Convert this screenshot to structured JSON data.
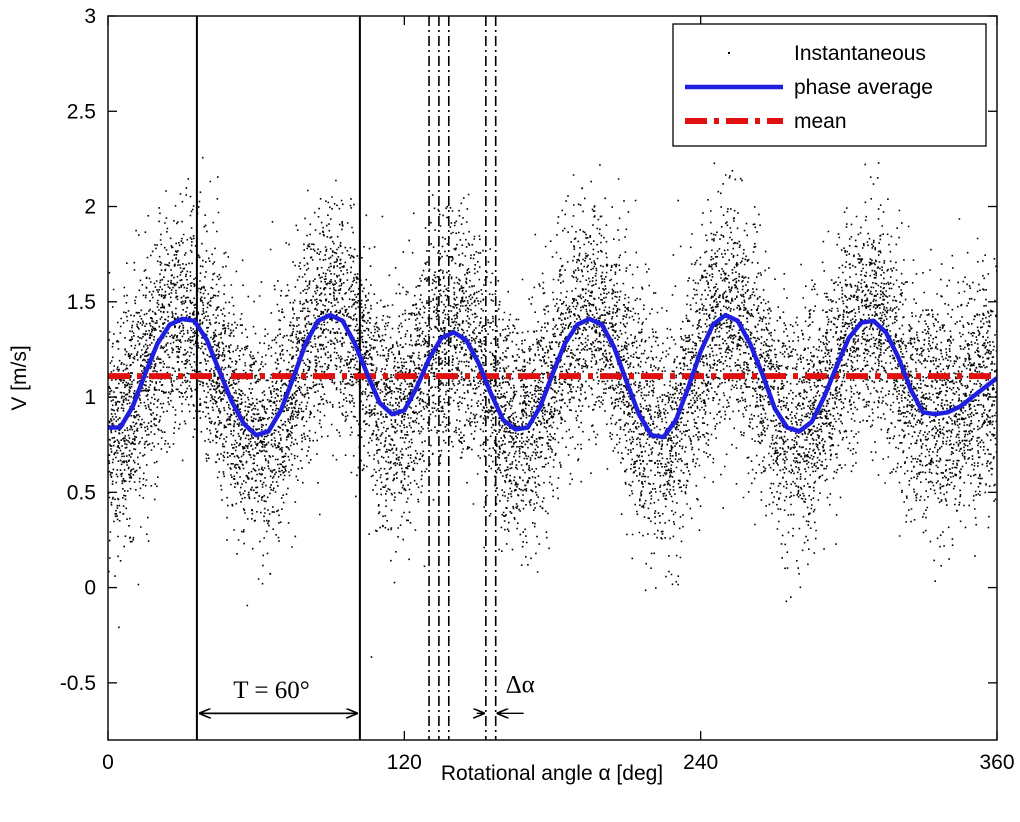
{
  "chart_data": {
    "type": "scatter",
    "xlabel": "Rotational angle α [deg]",
    "ylabel": "V [m/s]",
    "xlim": [
      0,
      360
    ],
    "ylim": [
      -0.8,
      3
    ],
    "x_ticks": [
      0,
      120,
      240,
      360
    ],
    "x_tick_labels": [
      "0",
      "120",
      "240",
      "360"
    ],
    "y_ticks": [
      -0.5,
      0,
      0.5,
      1,
      1.5,
      2,
      2.5,
      3
    ],
    "y_tick_labels": [
      "-0.5",
      "0",
      "0.5",
      "1",
      "1.5",
      "2",
      "2.5",
      "3"
    ],
    "grid": false,
    "legend": {
      "position": "top-right",
      "entries": [
        {
          "label": "Instantaneous",
          "style": "dots",
          "color": "#000000"
        },
        {
          "label": "phase average",
          "style": "solid",
          "color": "#1f1fe0"
        },
        {
          "label": "mean",
          "style": "dash-dot",
          "color": "#e01010"
        }
      ]
    },
    "series": [
      {
        "name": "phase average",
        "color": "#1f1fe0",
        "x": [
          0,
          5,
          10,
          15,
          20,
          25,
          30,
          35,
          40,
          45,
          50,
          55,
          60,
          65,
          70,
          75,
          80,
          85,
          90,
          95,
          100,
          105,
          110,
          115,
          120,
          125,
          130,
          135,
          140,
          145,
          150,
          155,
          160,
          165,
          170,
          175,
          180,
          185,
          190,
          195,
          200,
          205,
          210,
          215,
          220,
          225,
          230,
          235,
          240,
          245,
          250,
          255,
          260,
          265,
          270,
          275,
          280,
          285,
          290,
          295,
          300,
          305,
          310,
          315,
          320,
          325,
          330,
          335,
          340,
          345,
          350,
          355,
          360
        ],
        "y": [
          0.84,
          0.84,
          0.95,
          1.12,
          1.28,
          1.38,
          1.41,
          1.4,
          1.3,
          1.14,
          0.98,
          0.86,
          0.8,
          0.82,
          0.93,
          1.1,
          1.28,
          1.4,
          1.43,
          1.4,
          1.28,
          1.12,
          0.97,
          0.91,
          0.93,
          1.05,
          1.2,
          1.31,
          1.34,
          1.3,
          1.18,
          1.02,
          0.88,
          0.83,
          0.84,
          0.95,
          1.12,
          1.28,
          1.38,
          1.41,
          1.38,
          1.26,
          1.08,
          0.91,
          0.8,
          0.79,
          0.88,
          1.05,
          1.24,
          1.38,
          1.43,
          1.4,
          1.28,
          1.12,
          0.94,
          0.84,
          0.82,
          0.87,
          1.0,
          1.16,
          1.31,
          1.39,
          1.4,
          1.34,
          1.21,
          1.04,
          0.92,
          0.91,
          0.92,
          0.95,
          1.0,
          1.05,
          1.1
        ]
      },
      {
        "name": "mean",
        "color": "#e01010",
        "x": [
          0,
          360
        ],
        "y": [
          1.11,
          1.11
        ]
      },
      {
        "name": "Instantaneous",
        "color": "#000000",
        "description_values": "dense cloud of points around the phase average, spread roughly ±0.6 m/s, extremes about -0.2 to 2.7"
      }
    ],
    "vertical_lines": {
      "solid_x": [
        36,
        102
      ],
      "dashdot_x": [
        130,
        134,
        138,
        153,
        157
      ]
    },
    "annotations": [
      {
        "text": "T = 60°",
        "x": 65,
        "y": -0.58,
        "arrow_from": 36,
        "arrow_to": 102
      },
      {
        "text": "Δα",
        "x": 161,
        "y": -0.55
      }
    ]
  }
}
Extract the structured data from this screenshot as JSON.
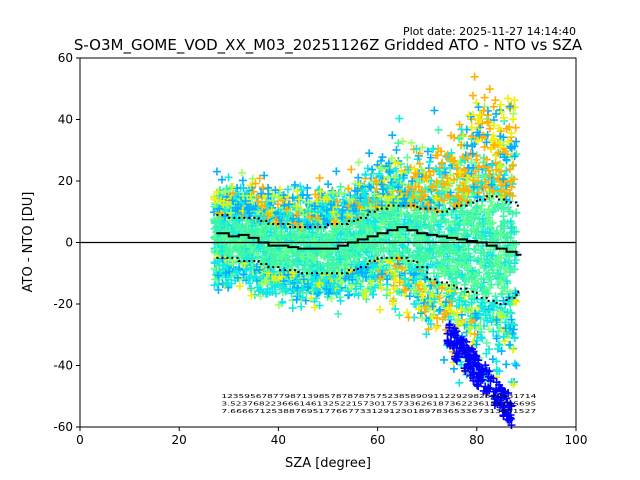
{
  "chart_data": {
    "type": "scatter",
    "title": "S-O3M_GOME_VOD_XX_M03_20251126Z Gridded ATO - NTO vs SZA",
    "plot_date": "Plot date: 2025-11-27 14:14:40",
    "xlabel": "SZA [degree]",
    "ylabel": "ATO - NTO [DU]",
    "xlim": [
      0,
      100
    ],
    "ylim": [
      -60,
      60
    ],
    "xticks": [
      0,
      20,
      40,
      60,
      80,
      100
    ],
    "yticks": [
      -60,
      -40,
      -20,
      0,
      20,
      40,
      60
    ],
    "grid": false,
    "reference_line_y": 0,
    "colors": {
      "blue": "#0000ff",
      "deep_sky": "#00b0ff",
      "cyan": "#10e8e8",
      "aquamarine": "#3ff5a8",
      "mint": "#60ff90",
      "lime": "#a0ff60",
      "yellow": "#f0f000",
      "orange": "#ffb000",
      "black": "#000000"
    },
    "median_curve": {
      "x": [
        27.5,
        30,
        32,
        34,
        36,
        38,
        40,
        42,
        44,
        46,
        48,
        50,
        52,
        54,
        56,
        58,
        60,
        62,
        64,
        66,
        68,
        70,
        72,
        74,
        76,
        78,
        80,
        82,
        84,
        86,
        88
      ],
      "y": [
        3,
        2,
        2.5,
        1.5,
        0,
        -1,
        -1,
        -1.5,
        -2,
        -2,
        -2,
        -2,
        -1,
        0,
        1,
        2,
        3,
        4,
        5,
        4,
        3,
        2.5,
        2,
        1.5,
        1,
        0.5,
        0,
        -1,
        -2,
        -3,
        -4
      ]
    },
    "upper_percentile_curve": {
      "x": [
        27.5,
        30,
        32,
        34,
        36,
        38,
        40,
        42,
        44,
        46,
        48,
        50,
        52,
        54,
        56,
        58,
        60,
        62,
        64,
        66,
        68,
        70,
        72,
        74,
        76,
        78,
        80,
        82,
        84,
        86,
        88
      ],
      "y": [
        9,
        8,
        8,
        8,
        7,
        6,
        6,
        5,
        5,
        5,
        5,
        6,
        6,
        7,
        8,
        10,
        11,
        12,
        12,
        12,
        11,
        11,
        10,
        11,
        12,
        13,
        14,
        15,
        14,
        13,
        12
      ]
    },
    "lower_percentile_curve": {
      "x": [
        27.5,
        30,
        32,
        34,
        36,
        38,
        40,
        42,
        44,
        46,
        48,
        50,
        52,
        54,
        56,
        58,
        60,
        62,
        64,
        66,
        68,
        70,
        72,
        74,
        76,
        78,
        80,
        82,
        84,
        86,
        88
      ],
      "y": [
        -5,
        -5,
        -6,
        -6,
        -7,
        -8,
        -9,
        -9,
        -10,
        -10,
        -10,
        -10,
        -10,
        -9,
        -8,
        -6,
        -5,
        -5,
        -5,
        -6,
        -8,
        -12,
        -13,
        -14,
        -15,
        -16,
        -18,
        -19,
        -20,
        -18,
        -16
      ]
    },
    "count_rows": [
      "1235956787798713985787878757523858909112292982822131714",
      "3.52376822366614613252215730175733626187362236151195695",
      "7.6666712538876951776677331291230189783653367313531527"
    ]
  }
}
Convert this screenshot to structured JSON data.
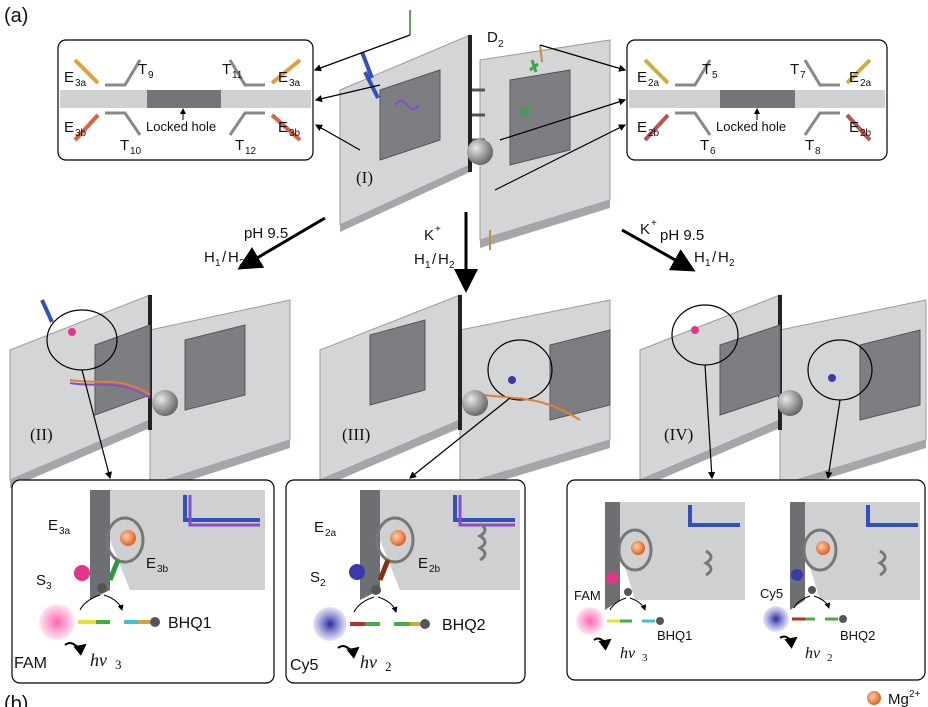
{
  "panel_labels": {
    "a": "(a)",
    "b": "(b)"
  },
  "state_labels": {
    "I": "(I)",
    "II": "(II)",
    "III": "(III)",
    "IV": "(IV)"
  },
  "top": {
    "d2": "D",
    "d2_sub": "2"
  },
  "inset_left": {
    "e3a": "E",
    "e3a_sub": "3a",
    "e3b": "E",
    "e3b_sub": "3b",
    "t9": "T",
    "t9_sub": "9",
    "t10": "T",
    "t10_sub": "10",
    "t11": "T",
    "t11_sub": "11",
    "t12": "T",
    "t12_sub": "12",
    "locked": "Locked hole"
  },
  "inset_right": {
    "e2a": "E",
    "e2a_sub": "2a",
    "e2b": "E",
    "e2b_sub": "2b",
    "t5": "T",
    "t5_sub": "5",
    "t6": "T",
    "t6_sub": "6",
    "t7": "T",
    "t7_sub": "7",
    "t8": "T",
    "t8_sub": "8",
    "locked": "Locked hole"
  },
  "arrows": {
    "left": {
      "line1": "pH 9.5",
      "h1": "H",
      "h1_sub": "1",
      "slash": "/",
      "h2": "H",
      "h2_sub": "2"
    },
    "middle": {
      "k": "K",
      "k_sup": "+",
      "h1": "H",
      "h1_sub": "1",
      "slash": "/",
      "h2": "H",
      "h2_sub": "2"
    },
    "right": {
      "k": "K",
      "k_sup": "+",
      "ph": "pH 9.5",
      "h1": "H",
      "h1_sub": "1",
      "slash": "/",
      "h2": "H",
      "h2_sub": "2"
    }
  },
  "zoom_ii": {
    "e3a": "E",
    "e3a_sub": "3a",
    "e3b": "E",
    "e3b_sub": "3b",
    "s3": "S",
    "s3_sub": "3",
    "fam": "FAM",
    "bhq": "BHQ1",
    "hv": "hν",
    "hv_sub": "3"
  },
  "zoom_iii": {
    "e2a": "E",
    "e2a_sub": "2a",
    "e2b": "E",
    "e2b_sub": "2b",
    "s2": "S",
    "s2_sub": "2",
    "cy5": "Cy5",
    "bhq": "BHQ2",
    "hv": "hν",
    "hv_sub": "2"
  },
  "zoom_iv": {
    "fam": "FAM",
    "bhq1": "BHQ1",
    "hv3": "hν",
    "hv3_sub": "3",
    "cy5": "Cy5",
    "bhq2": "BHQ2",
    "hv2": "hν",
    "hv2_sub": "2"
  },
  "legend": {
    "mg": "Mg",
    "mg_sup": "2+"
  },
  "colors": {
    "plate": "#cfd0d2",
    "plate_dark": "#8e9095",
    "hole": "#76787c",
    "fam": "#e8338a",
    "cy5": "#3a3ab0",
    "mg": "#f08040"
  }
}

○ ○ ○

* OBJECTIVE
Locate all lines holding the word "xlabel", then copy them out.

* PROBLEM SOLUTION
    "xlabel": "Rotational angle α [deg]",
    "xlabel": "SZA [degree]",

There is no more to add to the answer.